## [Records from a data collection]
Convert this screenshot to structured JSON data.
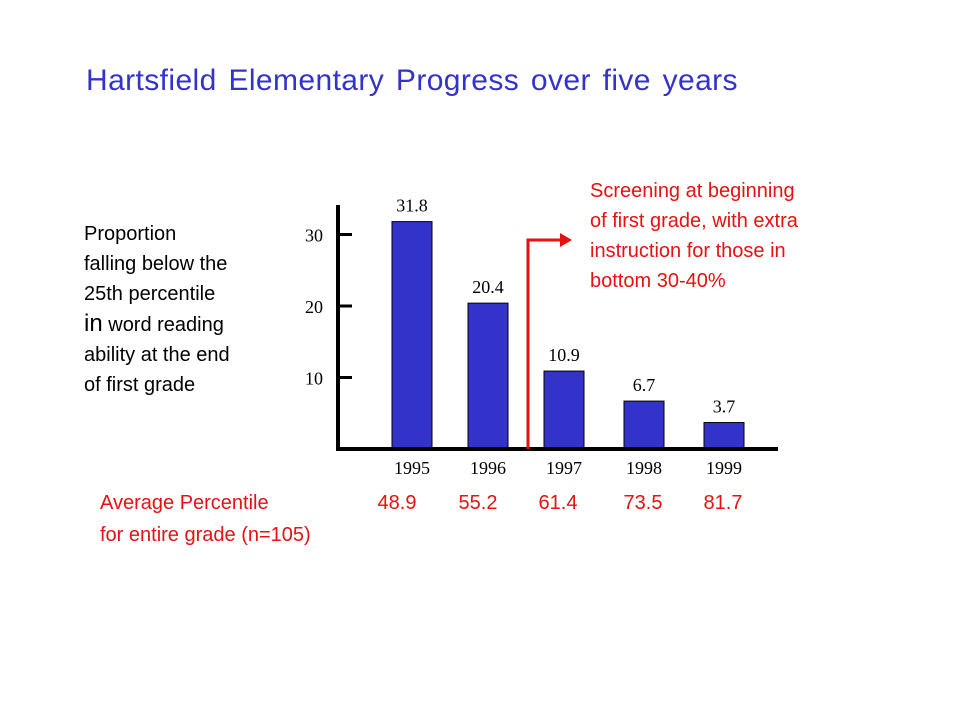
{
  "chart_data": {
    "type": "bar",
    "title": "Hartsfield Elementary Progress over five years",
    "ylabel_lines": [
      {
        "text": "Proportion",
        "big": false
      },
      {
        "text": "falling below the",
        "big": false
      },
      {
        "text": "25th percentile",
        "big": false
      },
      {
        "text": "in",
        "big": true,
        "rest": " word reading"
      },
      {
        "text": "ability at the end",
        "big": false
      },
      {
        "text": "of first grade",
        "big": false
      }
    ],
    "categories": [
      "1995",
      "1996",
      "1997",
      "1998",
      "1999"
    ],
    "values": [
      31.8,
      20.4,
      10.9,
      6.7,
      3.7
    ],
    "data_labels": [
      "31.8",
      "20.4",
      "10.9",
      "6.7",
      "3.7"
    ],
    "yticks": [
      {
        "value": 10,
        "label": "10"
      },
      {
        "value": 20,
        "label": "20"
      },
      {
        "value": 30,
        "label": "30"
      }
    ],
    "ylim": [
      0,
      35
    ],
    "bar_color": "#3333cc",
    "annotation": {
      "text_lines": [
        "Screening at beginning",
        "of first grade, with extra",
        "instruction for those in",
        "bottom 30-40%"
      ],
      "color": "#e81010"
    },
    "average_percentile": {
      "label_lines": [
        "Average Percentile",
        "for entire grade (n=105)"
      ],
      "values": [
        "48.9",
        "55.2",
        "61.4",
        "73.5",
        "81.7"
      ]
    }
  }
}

## [TASK REQUIREMENTS]
With the pictures left out, transcribe the material exactly.

## [SOLUTION TO THIS EXERCISE]
Convert this screenshot to structured JSON data.
{
  "chart_data": {
    "type": "bar",
    "title": "Hartsfield Elementary Progress over five years",
    "ylabel_lines": [
      {
        "text": "Proportion",
        "big": false
      },
      {
        "text": "falling below the",
        "big": false
      },
      {
        "text": "25th percentile",
        "big": false
      },
      {
        "text": "in",
        "big": true,
        "rest": " word reading"
      },
      {
        "text": "ability at the end",
        "big": false
      },
      {
        "text": "of first grade",
        "big": false
      }
    ],
    "categories": [
      "1995",
      "1996",
      "1997",
      "1998",
      "1999"
    ],
    "values": [
      31.8,
      20.4,
      10.9,
      6.7,
      3.7
    ],
    "data_labels": [
      "31.8",
      "20.4",
      "10.9",
      "6.7",
      "3.7"
    ],
    "yticks": [
      {
        "value": 10,
        "label": "10"
      },
      {
        "value": 20,
        "label": "20"
      },
      {
        "value": 30,
        "label": "30"
      }
    ],
    "ylim": [
      0,
      35
    ],
    "bar_color": "#3333cc",
    "annotation": {
      "text_lines": [
        "Screening at beginning",
        "of first grade, with extra",
        "instruction for those in",
        "bottom 30-40%"
      ],
      "color": "#e81010"
    },
    "average_percentile": {
      "label_lines": [
        "Average Percentile",
        "for entire grade (n=105)"
      ],
      "values": [
        "48.9",
        "55.2",
        "61.4",
        "73.5",
        "81.7"
      ]
    }
  }
}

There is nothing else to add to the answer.